WHAT YOU ARE ASKED TO DO | What follows is a listing. Return every line of it exactly.

ENTRIES SUPPLIED |
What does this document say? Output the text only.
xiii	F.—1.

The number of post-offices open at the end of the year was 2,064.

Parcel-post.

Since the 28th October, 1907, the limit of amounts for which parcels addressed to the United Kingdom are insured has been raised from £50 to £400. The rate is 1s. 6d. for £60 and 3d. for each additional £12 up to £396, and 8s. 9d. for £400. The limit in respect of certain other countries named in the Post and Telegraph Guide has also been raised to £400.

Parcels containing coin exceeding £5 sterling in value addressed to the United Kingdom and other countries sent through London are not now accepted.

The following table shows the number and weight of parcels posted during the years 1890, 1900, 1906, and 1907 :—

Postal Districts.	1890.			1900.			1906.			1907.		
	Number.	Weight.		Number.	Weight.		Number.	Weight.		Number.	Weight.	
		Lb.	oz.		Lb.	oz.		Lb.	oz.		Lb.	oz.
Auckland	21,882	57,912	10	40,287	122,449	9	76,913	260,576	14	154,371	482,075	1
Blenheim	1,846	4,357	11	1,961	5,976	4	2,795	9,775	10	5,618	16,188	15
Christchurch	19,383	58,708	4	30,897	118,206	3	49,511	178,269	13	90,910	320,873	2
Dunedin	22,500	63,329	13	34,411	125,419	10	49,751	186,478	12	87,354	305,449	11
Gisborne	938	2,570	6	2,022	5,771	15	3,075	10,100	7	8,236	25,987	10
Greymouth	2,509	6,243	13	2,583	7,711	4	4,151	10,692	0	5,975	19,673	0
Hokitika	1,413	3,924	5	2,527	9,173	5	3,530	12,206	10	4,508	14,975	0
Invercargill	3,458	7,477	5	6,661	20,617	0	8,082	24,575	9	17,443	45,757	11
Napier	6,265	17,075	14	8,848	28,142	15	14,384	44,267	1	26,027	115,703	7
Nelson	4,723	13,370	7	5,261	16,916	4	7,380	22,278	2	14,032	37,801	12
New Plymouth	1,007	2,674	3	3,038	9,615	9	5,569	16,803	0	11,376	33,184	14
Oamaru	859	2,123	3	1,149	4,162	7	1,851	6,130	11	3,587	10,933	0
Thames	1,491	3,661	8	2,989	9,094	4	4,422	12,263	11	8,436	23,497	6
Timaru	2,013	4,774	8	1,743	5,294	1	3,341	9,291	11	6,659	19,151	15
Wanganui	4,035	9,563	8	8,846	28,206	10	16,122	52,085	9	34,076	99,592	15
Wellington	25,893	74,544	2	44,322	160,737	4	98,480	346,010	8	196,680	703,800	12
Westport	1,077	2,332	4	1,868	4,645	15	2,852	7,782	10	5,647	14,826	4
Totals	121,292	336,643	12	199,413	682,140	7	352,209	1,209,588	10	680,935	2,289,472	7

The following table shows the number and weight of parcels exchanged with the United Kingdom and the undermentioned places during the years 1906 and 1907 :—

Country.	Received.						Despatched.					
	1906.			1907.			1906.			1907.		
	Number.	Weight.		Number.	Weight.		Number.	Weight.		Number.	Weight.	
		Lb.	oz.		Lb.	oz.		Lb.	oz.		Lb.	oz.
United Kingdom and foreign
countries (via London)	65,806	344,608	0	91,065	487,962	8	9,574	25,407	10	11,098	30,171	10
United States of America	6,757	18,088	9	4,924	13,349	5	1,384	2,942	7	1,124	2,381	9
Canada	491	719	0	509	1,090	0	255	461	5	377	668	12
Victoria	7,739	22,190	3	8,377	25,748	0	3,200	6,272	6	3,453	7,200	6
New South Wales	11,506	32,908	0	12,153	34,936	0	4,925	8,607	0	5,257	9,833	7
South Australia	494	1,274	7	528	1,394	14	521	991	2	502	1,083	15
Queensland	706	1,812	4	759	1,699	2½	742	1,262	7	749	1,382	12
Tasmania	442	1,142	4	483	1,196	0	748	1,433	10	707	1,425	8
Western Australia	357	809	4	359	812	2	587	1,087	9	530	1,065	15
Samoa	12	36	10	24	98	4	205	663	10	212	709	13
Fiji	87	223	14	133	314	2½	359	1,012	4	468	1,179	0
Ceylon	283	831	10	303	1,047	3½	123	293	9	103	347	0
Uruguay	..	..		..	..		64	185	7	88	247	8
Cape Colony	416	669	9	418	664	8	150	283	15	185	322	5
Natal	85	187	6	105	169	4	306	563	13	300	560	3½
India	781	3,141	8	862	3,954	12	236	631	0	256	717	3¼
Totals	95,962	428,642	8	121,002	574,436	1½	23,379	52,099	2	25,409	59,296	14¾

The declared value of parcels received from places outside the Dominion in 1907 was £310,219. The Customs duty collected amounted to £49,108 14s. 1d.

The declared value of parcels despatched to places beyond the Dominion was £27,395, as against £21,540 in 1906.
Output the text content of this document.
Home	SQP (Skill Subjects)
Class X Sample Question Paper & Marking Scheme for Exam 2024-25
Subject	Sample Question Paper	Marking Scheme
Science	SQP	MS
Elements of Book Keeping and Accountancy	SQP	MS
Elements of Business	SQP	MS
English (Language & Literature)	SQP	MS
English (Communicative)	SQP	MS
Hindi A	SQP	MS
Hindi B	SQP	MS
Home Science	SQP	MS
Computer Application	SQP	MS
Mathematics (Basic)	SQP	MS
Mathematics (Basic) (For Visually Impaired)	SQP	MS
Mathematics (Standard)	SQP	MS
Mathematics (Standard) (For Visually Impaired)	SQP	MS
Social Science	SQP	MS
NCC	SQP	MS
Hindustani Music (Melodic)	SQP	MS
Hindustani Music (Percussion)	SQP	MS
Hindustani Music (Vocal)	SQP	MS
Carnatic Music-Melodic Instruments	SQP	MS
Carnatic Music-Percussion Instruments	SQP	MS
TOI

RESPONSE |
What does this document say? Output the text only.
xiii	F.—1.

The number of post-offices open at the end of the year was 2,064.

Parcel-post.

Since the 28th October, 1907, the limit of amounts for which parcels addressed to the United Kingdom are insured has been raised from £50 to £400. The rate is 1s. 6d. for £60 and 3d. for each additional £12 up to £396, and 8s. 9d. for £400. The limit in respect of certain other countries named in the Post and Telegraph Guide has also been raised to £400.

Parcels containing coin exceeding £5 sterling in value addressed to the United Kingdom and other countries sent through London are not now accepted.

The following table shows the number and weight of parcels posted during the years 1890, 1900, 1906, and 1907 :—

Postal Districts.	1890.			1900.			1906.			1907.		
	Number.	Weight.		Number.	Weight.		Number.	Weight.		Number.	Weight.	
		Lb.	oz.		Lb.	oz.		Lb.	oz.		Lb.	oz.
Auckland	21,882	57,912	10	40,287	122,449	9	76,913	260,576	14	154,371	482,075	1
Blenheim	1,846	4,357	11	1,961	5,976	4	2,795	9,775	10	5,618	16,188	15
Christchurch	19,383	58,708	4	30,897	118,206	3	49,511	178,269	13	90,910	320,873	2
Dunedin	22,500	63,329	13	34,411	125,419	10	49,751	186,478	12	87,354	305,449	11
Gisborne	938	2,570	6	2,022	5,771	15	3,075	10,100	7	8,236	25,987	10
Greymouth	2,509	6,243	13	2,583	7,711	4	4,151	10,692	0	5,975	19,673	0
Hokitika	1,413	3,924	5	2,527	9,173	5	3,530	12,206	10	4,508	14,975	0
Invercargill	3,458	7,477	5	6,661	20,617	0	8,082	24,575	9	17,443	45,757	11
Napier	6,265	17,075	14	8,848	28,142	15	14,384	44,267	1	26,027	115,703	7
Nelson	4,723	13,370	7	5,261	16,916	4	7,380	22,278	2	14,032	37,801	12
New Plymouth	1,007	2,674	3	3,038	9,615	9	5,569	16,803	0	11,376	33,184	14
Oamaru	859	2,123	3	1,149	4,162	7	1,851	6,130	11	3,587	10,933	0
Thames	1,491	3,661	8	2,989	9,094	4	4,422	12,263	11	8,436	23,497	6
Timaru	2,013	4,774	8	1,743	5,294	1	3,341	9,291	11	6,659	19,151	15
Wanganui	4,035	9,563	8	8,846	28,206	10	16,122	52,085	9	34,076	99,592	15
Wellington	25,893	74,544	2	44,322	160,737	4	98,480	346,010	8	196,680	703,800	12
Westport	1,077	2,332	4	1,868	4,645	15	2,852	7,782	10	5,647	14,826	4
Totals	121,292	336,643	12	199,413	682,140	7	352,209	1,209,588	10	680,935	2,289,472	7

The following table shows the number and weight of parcels exchanged with the United Kingdom and the undermentioned places during the years 1906 and 1907 :—

Country.	Received.						Despatched.					
	1906.			1907.			1906.			1907.		
	Number.	Weight.		Number.	Weight.		Number.	Weight.		Number.	Weight.	
		Lb.	oz.		Lb.	oz.		Lb.	oz.		Lb.	oz.
United Kingdom and foreign
countries (via London)	65,806	344,608	0	91,065	487,962	8	9,574	25,407	10	11,098	30,171	10
United States of America	6,757	18,088	9	4,924	13,349	5	1,384	2,942	7	1,124	2,381	9
Canada	491	719	0	509	1,090	0	255	461	5	377	668	12
Victoria	7,739	22,190	3	8,377	25,748	0	3,200	6,272	6	3,453	7,200	6
New South Wales	11,506	32,908	0	12,153	34,936	0	4,925	8,607	0	5,257	9,833	7
South Australia	494	1,274	7	528	1,394	14	521	991	2	502	1,083	15
Queensland	706	1,812	4	759	1,699	2½	742	1,262	7	749	1,382	12
Tasmania	442	1,142	4	483	1,196	0	748	1,433	10	707	1,425	8
Western Australia	357	809	4	359	812	2	587	1,087	9	530	1,065	15
Samoa	12	36	10	24	98	4	205	663	10	212	709	13
Fiji	87	223	14	133	314	2½	359	1,012	4	468	1,179	0
Ceylon	283	831	10	303	1,047	3½	123	293	9	103	347	0
Uruguay	..	..		..	..		64	185	7	88	247	8
Cape Colony	416	669	9	418	664	8	150	283	15	185	322	5
Natal	85	187	6	105	169	4	306	563	13	300	560	3½
India	781	3,141	8	862	3,954	12	236	631	0	256	717	3¼
Totals	95,962	428,642	8	121,002	574,436	1½	23,379	52,099	2	25,409	59,296	14¾

The declared value of parcels received from places outside the Dominion in 1907 was £310,219. The Customs duty collected amounted to £49,108 14s. 1d.

The declared value of parcels despatched to places beyond the Dominion was £27,395, as against £21,540 in 1906.
Output the text content of this document.
Home	SQP (Skill Subjects)
Class X Sample Question Paper & Marking Scheme for Exam 2024-25
Subject	Sample Question Paper	Marking Scheme
Science	SQP	MS
Elements of Book Keeping and Accountancy	SQP	MS
Elements of Business	SQP	MS
English (Language & Literature)	SQP	MS
English (Communicative)	SQP	MS
Hindi A	SQP	MS
Hindi B	SQP	MS
Home Science	SQP	MS
Computer Application	SQP	MS
Mathematics (Basic)	SQP	MS
Mathematics (Basic) (For Visually Impaired)	SQP	MS
Mathematics (Standard)	SQP	MS
Mathematics (Standard) (For Visually Impaired)	SQP	MS
Social Science	SQP	MS
NCC	SQP	MS
Hindustani Music (Melodic)	SQP	MS
Hindustani Music (Percussion)	SQP	MS
Hindustani Music (Vocal)	SQP	MS
Carnatic Music-Melodic Instruments	SQP	MS
Carnatic Music-Percussion Instruments	SQP	MS
TOI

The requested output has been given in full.